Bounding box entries
┄┄┄┄┄┄
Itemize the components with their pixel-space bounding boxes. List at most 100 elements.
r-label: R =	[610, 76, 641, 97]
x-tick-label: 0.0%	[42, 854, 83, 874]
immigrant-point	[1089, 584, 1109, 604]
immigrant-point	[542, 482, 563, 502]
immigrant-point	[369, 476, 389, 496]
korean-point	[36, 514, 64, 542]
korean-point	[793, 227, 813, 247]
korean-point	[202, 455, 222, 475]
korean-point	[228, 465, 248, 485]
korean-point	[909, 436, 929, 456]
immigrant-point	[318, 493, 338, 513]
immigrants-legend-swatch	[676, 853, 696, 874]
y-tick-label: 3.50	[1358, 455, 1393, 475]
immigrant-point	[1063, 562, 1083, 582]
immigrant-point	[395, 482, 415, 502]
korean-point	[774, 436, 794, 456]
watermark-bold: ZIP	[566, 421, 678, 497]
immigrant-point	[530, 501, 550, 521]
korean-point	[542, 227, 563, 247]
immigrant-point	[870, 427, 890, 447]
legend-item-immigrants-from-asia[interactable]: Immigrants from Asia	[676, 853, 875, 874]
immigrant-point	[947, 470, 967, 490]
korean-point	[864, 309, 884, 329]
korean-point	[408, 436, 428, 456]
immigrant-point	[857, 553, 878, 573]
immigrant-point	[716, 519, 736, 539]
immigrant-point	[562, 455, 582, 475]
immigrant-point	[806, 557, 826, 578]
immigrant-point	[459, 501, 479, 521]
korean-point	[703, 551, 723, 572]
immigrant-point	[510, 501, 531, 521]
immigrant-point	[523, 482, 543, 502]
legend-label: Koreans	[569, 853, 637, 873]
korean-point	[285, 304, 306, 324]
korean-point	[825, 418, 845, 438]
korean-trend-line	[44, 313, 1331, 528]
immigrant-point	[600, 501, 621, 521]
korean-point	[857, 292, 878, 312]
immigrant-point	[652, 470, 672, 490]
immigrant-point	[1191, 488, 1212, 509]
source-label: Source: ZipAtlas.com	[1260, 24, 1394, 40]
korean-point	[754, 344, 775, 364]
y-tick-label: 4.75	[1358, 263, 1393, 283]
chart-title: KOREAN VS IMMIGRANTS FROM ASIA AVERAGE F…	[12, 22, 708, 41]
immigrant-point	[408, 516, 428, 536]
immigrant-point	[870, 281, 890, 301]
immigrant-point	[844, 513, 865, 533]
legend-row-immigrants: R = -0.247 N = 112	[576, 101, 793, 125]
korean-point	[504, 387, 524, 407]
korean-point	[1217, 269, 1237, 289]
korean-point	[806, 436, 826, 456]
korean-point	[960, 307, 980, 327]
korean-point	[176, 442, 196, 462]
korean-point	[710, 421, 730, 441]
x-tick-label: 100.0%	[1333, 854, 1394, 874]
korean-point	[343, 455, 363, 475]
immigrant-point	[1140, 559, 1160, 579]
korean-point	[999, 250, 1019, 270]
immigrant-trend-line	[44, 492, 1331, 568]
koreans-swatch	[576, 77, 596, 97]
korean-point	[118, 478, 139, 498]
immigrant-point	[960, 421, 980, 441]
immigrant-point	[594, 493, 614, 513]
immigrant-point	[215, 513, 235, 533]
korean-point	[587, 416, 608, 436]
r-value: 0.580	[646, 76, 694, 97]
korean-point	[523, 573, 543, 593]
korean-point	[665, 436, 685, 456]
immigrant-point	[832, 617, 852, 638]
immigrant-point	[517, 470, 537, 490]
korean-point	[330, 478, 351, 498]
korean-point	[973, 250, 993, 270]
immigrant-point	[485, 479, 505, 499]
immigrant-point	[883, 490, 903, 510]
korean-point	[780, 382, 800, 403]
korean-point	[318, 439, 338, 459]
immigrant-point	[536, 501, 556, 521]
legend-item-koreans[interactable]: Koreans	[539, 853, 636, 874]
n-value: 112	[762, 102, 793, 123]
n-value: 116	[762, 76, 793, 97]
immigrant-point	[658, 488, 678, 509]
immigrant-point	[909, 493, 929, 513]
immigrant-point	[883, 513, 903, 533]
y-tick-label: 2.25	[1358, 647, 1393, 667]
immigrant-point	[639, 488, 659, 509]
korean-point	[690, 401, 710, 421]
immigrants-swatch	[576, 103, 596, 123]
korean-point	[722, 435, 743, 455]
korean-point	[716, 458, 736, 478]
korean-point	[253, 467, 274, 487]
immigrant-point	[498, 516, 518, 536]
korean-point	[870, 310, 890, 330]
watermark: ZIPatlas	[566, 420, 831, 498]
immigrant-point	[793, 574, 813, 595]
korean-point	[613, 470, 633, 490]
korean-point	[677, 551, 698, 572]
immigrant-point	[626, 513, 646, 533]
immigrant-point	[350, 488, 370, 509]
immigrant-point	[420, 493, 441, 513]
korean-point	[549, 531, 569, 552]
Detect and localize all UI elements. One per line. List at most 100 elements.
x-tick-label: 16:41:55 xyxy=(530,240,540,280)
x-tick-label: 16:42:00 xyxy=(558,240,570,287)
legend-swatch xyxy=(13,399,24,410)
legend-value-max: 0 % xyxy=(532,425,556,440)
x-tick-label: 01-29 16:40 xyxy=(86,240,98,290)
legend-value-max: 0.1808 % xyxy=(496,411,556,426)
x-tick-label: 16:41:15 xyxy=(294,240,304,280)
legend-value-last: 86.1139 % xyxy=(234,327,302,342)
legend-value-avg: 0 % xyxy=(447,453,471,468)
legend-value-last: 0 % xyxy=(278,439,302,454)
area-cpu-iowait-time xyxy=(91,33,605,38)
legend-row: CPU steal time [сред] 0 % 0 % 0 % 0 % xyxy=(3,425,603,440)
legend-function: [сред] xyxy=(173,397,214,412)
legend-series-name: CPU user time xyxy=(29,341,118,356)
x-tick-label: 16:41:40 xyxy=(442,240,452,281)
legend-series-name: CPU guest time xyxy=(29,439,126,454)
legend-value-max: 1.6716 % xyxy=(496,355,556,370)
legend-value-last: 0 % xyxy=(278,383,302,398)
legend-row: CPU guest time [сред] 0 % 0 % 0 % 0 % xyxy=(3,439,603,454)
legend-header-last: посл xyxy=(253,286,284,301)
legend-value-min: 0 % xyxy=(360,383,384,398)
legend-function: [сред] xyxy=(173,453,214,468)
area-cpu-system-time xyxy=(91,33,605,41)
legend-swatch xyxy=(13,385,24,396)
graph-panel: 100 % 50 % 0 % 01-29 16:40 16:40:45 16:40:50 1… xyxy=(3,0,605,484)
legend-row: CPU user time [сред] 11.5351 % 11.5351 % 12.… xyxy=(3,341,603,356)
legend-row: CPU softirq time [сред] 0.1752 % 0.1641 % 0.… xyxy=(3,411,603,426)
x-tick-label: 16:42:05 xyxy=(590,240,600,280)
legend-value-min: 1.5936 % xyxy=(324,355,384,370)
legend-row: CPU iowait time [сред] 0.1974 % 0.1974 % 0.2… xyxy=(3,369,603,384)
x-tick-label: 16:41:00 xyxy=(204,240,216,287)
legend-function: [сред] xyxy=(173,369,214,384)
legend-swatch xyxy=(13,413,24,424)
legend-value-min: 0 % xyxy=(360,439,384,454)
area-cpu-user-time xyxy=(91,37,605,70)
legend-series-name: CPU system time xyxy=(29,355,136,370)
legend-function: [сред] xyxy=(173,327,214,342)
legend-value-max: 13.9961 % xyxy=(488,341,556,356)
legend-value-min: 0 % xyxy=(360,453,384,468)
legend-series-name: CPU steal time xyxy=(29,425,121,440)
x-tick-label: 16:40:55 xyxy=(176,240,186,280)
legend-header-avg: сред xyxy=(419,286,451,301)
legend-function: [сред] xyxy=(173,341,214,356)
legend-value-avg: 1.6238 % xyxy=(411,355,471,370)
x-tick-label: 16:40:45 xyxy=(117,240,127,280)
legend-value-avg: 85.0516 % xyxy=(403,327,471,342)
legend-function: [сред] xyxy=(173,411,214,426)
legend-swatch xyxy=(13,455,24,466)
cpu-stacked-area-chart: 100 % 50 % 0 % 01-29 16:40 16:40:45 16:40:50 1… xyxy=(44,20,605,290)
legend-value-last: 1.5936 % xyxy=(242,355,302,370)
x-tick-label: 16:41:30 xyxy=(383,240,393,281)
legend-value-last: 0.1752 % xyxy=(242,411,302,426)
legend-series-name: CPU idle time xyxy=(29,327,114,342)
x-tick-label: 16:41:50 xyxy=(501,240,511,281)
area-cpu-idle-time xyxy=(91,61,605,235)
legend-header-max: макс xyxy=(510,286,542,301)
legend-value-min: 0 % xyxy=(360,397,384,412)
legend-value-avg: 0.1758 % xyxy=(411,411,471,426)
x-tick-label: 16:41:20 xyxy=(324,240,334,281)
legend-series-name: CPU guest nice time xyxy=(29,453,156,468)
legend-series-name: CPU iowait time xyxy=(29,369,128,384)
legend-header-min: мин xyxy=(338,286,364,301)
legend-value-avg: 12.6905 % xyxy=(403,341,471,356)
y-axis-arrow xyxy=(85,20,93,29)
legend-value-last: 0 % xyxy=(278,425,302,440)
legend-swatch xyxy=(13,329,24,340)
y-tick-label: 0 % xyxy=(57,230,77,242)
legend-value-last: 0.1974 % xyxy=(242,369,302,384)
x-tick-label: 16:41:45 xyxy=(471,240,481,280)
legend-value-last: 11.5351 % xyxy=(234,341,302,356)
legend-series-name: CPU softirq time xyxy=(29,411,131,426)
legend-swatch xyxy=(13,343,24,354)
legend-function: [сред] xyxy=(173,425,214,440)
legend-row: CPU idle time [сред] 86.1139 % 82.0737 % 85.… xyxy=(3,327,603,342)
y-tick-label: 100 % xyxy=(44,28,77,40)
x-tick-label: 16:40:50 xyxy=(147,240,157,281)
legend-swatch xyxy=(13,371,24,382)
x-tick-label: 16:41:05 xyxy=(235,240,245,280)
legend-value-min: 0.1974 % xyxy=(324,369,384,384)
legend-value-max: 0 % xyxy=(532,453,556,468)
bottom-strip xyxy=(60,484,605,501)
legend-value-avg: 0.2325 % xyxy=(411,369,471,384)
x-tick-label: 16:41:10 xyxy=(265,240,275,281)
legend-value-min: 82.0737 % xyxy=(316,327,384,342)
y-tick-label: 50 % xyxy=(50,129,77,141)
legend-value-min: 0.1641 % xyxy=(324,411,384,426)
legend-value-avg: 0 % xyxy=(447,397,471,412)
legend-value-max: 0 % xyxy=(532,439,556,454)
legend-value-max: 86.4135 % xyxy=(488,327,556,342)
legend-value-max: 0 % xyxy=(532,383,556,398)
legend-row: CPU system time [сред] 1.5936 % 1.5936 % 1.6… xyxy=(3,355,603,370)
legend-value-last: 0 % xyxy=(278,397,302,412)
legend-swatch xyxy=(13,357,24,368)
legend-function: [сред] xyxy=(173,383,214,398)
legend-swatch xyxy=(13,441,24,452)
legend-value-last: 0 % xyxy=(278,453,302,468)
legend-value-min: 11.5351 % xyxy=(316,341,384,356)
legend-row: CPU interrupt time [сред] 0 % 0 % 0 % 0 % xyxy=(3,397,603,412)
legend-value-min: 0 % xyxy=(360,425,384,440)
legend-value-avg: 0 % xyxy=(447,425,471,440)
┄┄┄┄┄┄
The exercise. Reproduce the records word for word, starting at the first line and ending with the line that contains "482, 543, 502]". Include both of those lines.

Solution.
Itemize the components with their pixel-space bounding boxes. List at most 100 elements.
r-label: R =	[610, 76, 641, 97]
x-tick-label: 0.0%	[42, 854, 83, 874]
immigrant-point	[1089, 584, 1109, 604]
immigrant-point	[542, 482, 563, 502]
immigrant-point	[369, 476, 389, 496]
korean-point	[36, 514, 64, 542]
korean-point	[793, 227, 813, 247]
korean-point	[202, 455, 222, 475]
korean-point	[228, 465, 248, 485]
korean-point	[909, 436, 929, 456]
immigrant-point	[318, 493, 338, 513]
immigrants-legend-swatch	[676, 853, 696, 874]
y-tick-label: 3.50	[1358, 455, 1393, 475]
immigrant-point	[1063, 562, 1083, 582]
immigrant-point	[395, 482, 415, 502]
korean-point	[774, 436, 794, 456]
watermark-bold: ZIP	[566, 421, 678, 497]
immigrant-point	[530, 501, 550, 521]
korean-point	[542, 227, 563, 247]
immigrant-point	[870, 427, 890, 447]
legend-item-immigrants-from-asia[interactable]: Immigrants from Asia	[676, 853, 875, 874]
immigrant-point	[947, 470, 967, 490]
korean-point	[864, 309, 884, 329]
korean-point	[408, 436, 428, 456]
immigrant-point	[857, 553, 878, 573]
immigrant-point	[716, 519, 736, 539]
immigrant-point	[562, 455, 582, 475]
immigrant-point	[806, 557, 826, 578]
immigrant-point	[459, 501, 479, 521]
korean-point	[703, 551, 723, 572]
immigrant-point	[510, 501, 531, 521]
immigrant-point	[523, 482, 543, 502]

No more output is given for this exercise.